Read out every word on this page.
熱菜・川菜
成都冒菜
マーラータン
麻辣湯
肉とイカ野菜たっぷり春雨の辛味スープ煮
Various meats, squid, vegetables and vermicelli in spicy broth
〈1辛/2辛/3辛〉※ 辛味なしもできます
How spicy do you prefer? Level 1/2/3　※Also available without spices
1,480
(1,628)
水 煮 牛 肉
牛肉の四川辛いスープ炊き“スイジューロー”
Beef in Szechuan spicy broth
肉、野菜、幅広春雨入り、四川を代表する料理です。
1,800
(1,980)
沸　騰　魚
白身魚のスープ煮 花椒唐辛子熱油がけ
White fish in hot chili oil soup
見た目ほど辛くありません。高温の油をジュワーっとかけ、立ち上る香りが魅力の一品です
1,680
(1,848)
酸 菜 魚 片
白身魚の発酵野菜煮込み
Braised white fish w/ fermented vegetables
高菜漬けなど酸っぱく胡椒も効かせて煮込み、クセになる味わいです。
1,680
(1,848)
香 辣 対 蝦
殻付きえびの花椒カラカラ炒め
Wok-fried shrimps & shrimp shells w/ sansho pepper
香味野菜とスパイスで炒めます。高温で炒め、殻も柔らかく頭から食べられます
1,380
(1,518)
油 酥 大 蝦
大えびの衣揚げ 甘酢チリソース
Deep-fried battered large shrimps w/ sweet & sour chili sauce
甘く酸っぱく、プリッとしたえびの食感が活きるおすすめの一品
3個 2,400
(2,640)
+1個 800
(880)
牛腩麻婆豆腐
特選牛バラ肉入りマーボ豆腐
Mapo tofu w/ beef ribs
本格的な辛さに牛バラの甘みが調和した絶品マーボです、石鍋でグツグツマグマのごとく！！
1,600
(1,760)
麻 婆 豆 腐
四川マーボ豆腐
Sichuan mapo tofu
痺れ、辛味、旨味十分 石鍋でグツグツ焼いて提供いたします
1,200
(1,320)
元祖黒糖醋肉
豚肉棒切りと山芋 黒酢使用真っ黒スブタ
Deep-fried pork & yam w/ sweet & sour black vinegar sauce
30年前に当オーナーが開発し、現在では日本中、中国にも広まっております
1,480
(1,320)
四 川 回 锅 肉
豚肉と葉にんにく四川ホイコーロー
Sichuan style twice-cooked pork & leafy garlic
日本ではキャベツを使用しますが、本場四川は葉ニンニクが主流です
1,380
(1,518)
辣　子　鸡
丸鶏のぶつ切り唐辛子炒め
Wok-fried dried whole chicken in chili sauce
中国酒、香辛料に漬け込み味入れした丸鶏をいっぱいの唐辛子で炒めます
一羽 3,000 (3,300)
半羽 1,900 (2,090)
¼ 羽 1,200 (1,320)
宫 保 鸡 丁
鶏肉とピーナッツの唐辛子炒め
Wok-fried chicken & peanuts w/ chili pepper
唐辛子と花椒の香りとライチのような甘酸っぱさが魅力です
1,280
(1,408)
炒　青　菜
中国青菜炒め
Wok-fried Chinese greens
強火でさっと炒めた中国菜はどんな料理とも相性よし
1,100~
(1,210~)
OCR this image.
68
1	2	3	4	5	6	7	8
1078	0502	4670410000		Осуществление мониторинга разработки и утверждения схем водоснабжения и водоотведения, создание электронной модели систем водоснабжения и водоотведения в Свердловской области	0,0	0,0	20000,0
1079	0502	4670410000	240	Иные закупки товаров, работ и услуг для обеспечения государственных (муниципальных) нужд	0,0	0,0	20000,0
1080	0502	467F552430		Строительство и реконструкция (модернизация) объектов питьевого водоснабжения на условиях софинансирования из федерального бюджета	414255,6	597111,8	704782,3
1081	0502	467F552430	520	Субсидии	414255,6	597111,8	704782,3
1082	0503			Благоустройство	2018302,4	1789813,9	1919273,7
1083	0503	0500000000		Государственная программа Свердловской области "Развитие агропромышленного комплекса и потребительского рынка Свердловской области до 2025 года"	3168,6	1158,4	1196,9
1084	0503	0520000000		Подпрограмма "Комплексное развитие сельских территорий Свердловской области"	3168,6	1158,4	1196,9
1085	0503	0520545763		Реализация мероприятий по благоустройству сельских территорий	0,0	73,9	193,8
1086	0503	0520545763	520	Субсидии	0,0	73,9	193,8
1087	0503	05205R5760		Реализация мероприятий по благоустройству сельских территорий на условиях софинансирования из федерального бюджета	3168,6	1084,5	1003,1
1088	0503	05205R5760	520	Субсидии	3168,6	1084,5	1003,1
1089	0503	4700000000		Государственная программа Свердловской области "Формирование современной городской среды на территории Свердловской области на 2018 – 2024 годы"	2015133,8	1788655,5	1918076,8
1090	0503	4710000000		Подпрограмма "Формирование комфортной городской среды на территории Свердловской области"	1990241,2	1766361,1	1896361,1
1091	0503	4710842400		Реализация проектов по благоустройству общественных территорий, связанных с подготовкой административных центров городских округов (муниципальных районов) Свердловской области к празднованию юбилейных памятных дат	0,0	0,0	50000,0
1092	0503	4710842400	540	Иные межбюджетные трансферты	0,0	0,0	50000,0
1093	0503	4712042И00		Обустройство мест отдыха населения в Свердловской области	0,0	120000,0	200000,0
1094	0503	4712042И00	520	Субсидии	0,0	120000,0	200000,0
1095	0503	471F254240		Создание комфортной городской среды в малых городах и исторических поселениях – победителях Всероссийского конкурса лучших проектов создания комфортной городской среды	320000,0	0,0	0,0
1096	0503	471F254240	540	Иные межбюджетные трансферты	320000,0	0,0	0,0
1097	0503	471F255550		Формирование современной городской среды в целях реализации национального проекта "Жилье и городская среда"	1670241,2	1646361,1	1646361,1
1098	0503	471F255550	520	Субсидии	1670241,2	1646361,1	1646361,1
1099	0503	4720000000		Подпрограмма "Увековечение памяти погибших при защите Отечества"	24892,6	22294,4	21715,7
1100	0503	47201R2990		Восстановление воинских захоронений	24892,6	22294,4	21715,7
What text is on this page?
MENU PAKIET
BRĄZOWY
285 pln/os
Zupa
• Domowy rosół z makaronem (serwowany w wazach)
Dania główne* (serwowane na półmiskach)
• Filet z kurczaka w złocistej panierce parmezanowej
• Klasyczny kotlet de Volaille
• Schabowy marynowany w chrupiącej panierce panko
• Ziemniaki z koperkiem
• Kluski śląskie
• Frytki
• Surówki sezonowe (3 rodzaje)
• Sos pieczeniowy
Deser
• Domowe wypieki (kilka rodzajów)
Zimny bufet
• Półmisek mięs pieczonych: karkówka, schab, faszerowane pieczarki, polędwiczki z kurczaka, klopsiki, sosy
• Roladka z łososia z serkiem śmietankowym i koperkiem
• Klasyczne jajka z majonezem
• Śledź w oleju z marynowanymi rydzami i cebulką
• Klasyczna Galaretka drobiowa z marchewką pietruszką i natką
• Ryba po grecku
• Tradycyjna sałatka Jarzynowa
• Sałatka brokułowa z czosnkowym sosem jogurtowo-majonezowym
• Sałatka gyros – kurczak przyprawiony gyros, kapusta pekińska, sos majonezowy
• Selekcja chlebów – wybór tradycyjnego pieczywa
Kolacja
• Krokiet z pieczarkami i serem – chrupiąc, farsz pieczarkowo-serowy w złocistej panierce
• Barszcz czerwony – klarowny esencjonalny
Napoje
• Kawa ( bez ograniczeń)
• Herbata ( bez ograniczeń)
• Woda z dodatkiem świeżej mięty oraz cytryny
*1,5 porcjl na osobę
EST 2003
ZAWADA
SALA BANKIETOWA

(Task directions) Check each line of the entries above for the word "Государственная". List the ones that have it.

(Task response)
1083	0503	0500000000		Государственная программа Свердловской области "Развитие агропромышленного комплекса и потребительского рынка Свердловской области до 2025 года"	3168,6	1158,4	1196,9
1089	0503	4700000000		Государственная программа Свердловской области "Формирование современной городской среды на территории Свердловской области на 2018 – 2024 годы"	2015133,8	1788655,5	1918076,8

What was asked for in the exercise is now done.